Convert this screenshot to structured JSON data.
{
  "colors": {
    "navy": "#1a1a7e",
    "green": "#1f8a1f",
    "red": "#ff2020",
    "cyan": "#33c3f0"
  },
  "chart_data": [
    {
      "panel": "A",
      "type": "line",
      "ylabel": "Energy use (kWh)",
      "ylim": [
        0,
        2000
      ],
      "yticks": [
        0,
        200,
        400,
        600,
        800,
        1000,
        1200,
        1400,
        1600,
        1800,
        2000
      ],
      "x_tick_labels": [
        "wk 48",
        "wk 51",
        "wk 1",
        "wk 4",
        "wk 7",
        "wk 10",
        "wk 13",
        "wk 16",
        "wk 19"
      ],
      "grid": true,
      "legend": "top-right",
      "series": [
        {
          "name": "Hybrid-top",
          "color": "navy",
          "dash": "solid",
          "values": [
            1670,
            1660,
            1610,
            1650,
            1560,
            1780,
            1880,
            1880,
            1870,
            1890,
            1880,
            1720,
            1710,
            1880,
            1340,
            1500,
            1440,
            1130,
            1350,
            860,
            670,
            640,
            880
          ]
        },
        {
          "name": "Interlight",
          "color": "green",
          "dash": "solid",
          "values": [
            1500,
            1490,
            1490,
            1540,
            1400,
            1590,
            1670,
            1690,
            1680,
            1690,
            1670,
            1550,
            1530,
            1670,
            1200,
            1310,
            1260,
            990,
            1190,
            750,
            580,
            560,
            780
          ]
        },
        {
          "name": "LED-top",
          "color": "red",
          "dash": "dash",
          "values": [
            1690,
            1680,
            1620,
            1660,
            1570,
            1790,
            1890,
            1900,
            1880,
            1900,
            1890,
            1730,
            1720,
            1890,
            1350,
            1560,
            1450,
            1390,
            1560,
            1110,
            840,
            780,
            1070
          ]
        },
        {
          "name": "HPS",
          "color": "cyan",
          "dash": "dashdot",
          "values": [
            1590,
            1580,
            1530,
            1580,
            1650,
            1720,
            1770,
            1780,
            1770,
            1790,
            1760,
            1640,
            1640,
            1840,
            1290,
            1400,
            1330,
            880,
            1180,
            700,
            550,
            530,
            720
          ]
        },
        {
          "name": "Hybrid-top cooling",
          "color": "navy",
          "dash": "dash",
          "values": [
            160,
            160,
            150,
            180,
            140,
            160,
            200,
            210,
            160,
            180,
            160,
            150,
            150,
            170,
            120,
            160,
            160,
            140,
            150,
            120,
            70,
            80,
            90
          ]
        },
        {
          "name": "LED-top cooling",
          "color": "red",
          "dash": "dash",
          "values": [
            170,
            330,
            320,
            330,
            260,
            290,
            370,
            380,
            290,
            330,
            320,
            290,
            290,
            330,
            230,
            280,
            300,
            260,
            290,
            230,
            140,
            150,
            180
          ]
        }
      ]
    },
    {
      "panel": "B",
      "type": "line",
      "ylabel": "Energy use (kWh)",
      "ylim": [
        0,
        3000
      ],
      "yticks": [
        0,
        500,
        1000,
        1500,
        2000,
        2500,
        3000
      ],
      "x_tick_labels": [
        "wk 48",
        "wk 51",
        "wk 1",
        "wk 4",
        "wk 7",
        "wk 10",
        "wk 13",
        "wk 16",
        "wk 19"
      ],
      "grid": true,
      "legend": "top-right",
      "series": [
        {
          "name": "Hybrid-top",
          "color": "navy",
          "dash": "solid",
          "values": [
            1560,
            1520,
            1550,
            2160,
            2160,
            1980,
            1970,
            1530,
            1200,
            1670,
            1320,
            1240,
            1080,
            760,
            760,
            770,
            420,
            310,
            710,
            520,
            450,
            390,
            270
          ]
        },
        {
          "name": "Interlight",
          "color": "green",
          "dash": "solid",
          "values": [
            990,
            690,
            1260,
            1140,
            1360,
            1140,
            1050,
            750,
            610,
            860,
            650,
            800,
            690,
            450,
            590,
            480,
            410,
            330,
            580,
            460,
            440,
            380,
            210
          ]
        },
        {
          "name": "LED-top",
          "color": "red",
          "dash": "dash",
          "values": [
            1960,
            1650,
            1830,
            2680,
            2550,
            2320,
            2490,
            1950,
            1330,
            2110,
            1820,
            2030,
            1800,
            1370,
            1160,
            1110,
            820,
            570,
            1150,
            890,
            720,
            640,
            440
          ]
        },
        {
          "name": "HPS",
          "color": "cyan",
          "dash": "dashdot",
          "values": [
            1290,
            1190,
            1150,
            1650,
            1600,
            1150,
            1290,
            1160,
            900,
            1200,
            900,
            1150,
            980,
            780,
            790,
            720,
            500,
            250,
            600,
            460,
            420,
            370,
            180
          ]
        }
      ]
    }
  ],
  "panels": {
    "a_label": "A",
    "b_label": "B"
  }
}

-------------------------

Description of the task: Copy the records above exactly.

Problem solution:
Convert this screenshot to structured JSON data.
{
  "colors": {
    "navy": "#1a1a7e",
    "green": "#1f8a1f",
    "red": "#ff2020",
    "cyan": "#33c3f0"
  },
  "chart_data": [
    {
      "panel": "A",
      "type": "line",
      "ylabel": "Energy use (kWh)",
      "ylim": [
        0,
        2000
      ],
      "yticks": [
        0,
        200,
        400,
        600,
        800,
        1000,
        1200,
        1400,
        1600,
        1800,
        2000
      ],
      "x_tick_labels": [
        "wk 48",
        "wk 51",
        "wk 1",
        "wk 4",
        "wk 7",
        "wk 10",
        "wk 13",
        "wk 16",
        "wk 19"
      ],
      "grid": true,
      "legend": "top-right",
      "series": [
        {
          "name": "Hybrid-top",
          "color": "navy",
          "dash": "solid",
          "values": [
            1670,
            1660,
            1610,
            1650,
            1560,
            1780,
            1880,
            1880,
            1870,
            1890,
            1880,
            1720,
            1710,
            1880,
            1340,
            1500,
            1440,
            1130,
            1350,
            860,
            670,
            640,
            880
          ]
        },
        {
          "name": "Interlight",
          "color": "green",
          "dash": "solid",
          "values": [
            1500,
            1490,
            1490,
            1540,
            1400,
            1590,
            1670,
            1690,
            1680,
            1690,
            1670,
            1550,
            1530,
            1670,
            1200,
            1310,
            1260,
            990,
            1190,
            750,
            580,
            560,
            780
          ]
        },
        {
          "name": "LED-top",
          "color": "red",
          "dash": "dash",
          "values": [
            1690,
            1680,
            1620,
            1660,
            1570,
            1790,
            1890,
            1900,
            1880,
            1900,
            1890,
            1730,
            1720,
            1890,
            1350,
            1560,
            1450,
            1390,
            1560,
            1110,
            840,
            780,
            1070
          ]
        },
        {
          "name": "HPS",
          "color": "cyan",
          "dash": "dashdot",
          "values": [
            1590,
            1580,
            1530,
            1580,
            1650,
            1720,
            1770,
            1780,
            1770,
            1790,
            1760,
            1640,
            1640,
            1840,
            1290,
            1400,
            1330,
            880,
            1180,
            700,
            550,
            530,
            720
          ]
        },
        {
          "name": "Hybrid-top cooling",
          "color": "navy",
          "dash": "dash",
          "values": [
            160,
            160,
            150,
            180,
            140,
            160,
            200,
            210,
            160,
            180,
            160,
            150,
            150,
            170,
            120,
            160,
            160,
            140,
            150,
            120,
            70,
            80,
            90
          ]
        },
        {
          "name": "LED-top cooling",
          "color": "red",
          "dash": "dash",
          "values": [
            170,
            330,
            320,
            330,
            260,
            290,
            370,
            380,
            290,
            330,
            320,
            290,
            290,
            330,
            230,
            280,
            300,
            260,
            290,
            230,
            140,
            150,
            180
          ]
        }
      ]
    },
    {
      "panel": "B",
      "type": "line",
      "ylabel": "Energy use (kWh)",
      "ylim": [
        0,
        3000
      ],
      "yticks": [
        0,
        500,
        1000,
        1500,
        2000,
        2500,
        3000
      ],
      "x_tick_labels": [
        "wk 48",
        "wk 51",
        "wk 1",
        "wk 4",
        "wk 7",
        "wk 10",
        "wk 13",
        "wk 16",
        "wk 19"
      ],
      "grid": true,
      "legend": "top-right",
      "series": [
        {
          "name": "Hybrid-top",
          "color": "navy",
          "dash": "solid",
          "values": [
            1560,
            1520,
            1550,
            2160,
            2160,
            1980,
            1970,
            1530,
            1200,
            1670,
            1320,
            1240,
            1080,
            760,
            760,
            770,
            420,
            310,
            710,
            520,
            450,
            390,
            270
          ]
        },
        {
          "name": "Interlight",
          "color": "green",
          "dash": "solid",
          "values": [
            990,
            690,
            1260,
            1140,
            1360,
            1140,
            1050,
            750,
            610,
            860,
            650,
            800,
            690,
            450,
            590,
            480,
            410,
            330,
            580,
            460,
            440,
            380,
            210
          ]
        },
        {
          "name": "LED-top",
          "color": "red",
          "dash": "dash",
          "values": [
            1960,
            1650,
            1830,
            2680,
            2550,
            2320,
            2490,
            1950,
            1330,
            2110,
            1820,
            2030,
            1800,
            1370,
            1160,
            1110,
            820,
            570,
            1150,
            890,
            720,
            640,
            440
          ]
        },
        {
          "name": "HPS",
          "color": "cyan",
          "dash": "dashdot",
          "values": [
            1290,
            1190,
            1150,
            1650,
            1600,
            1150,
            1290,
            1160,
            900,
            1200,
            900,
            1150,
            980,
            780,
            790,
            720,
            500,
            250,
            600,
            460,
            420,
            370,
            180
          ]
        }
      ]
    }
  ],
  "panels": {
    "a_label": "A",
    "b_label": "B"
  }
}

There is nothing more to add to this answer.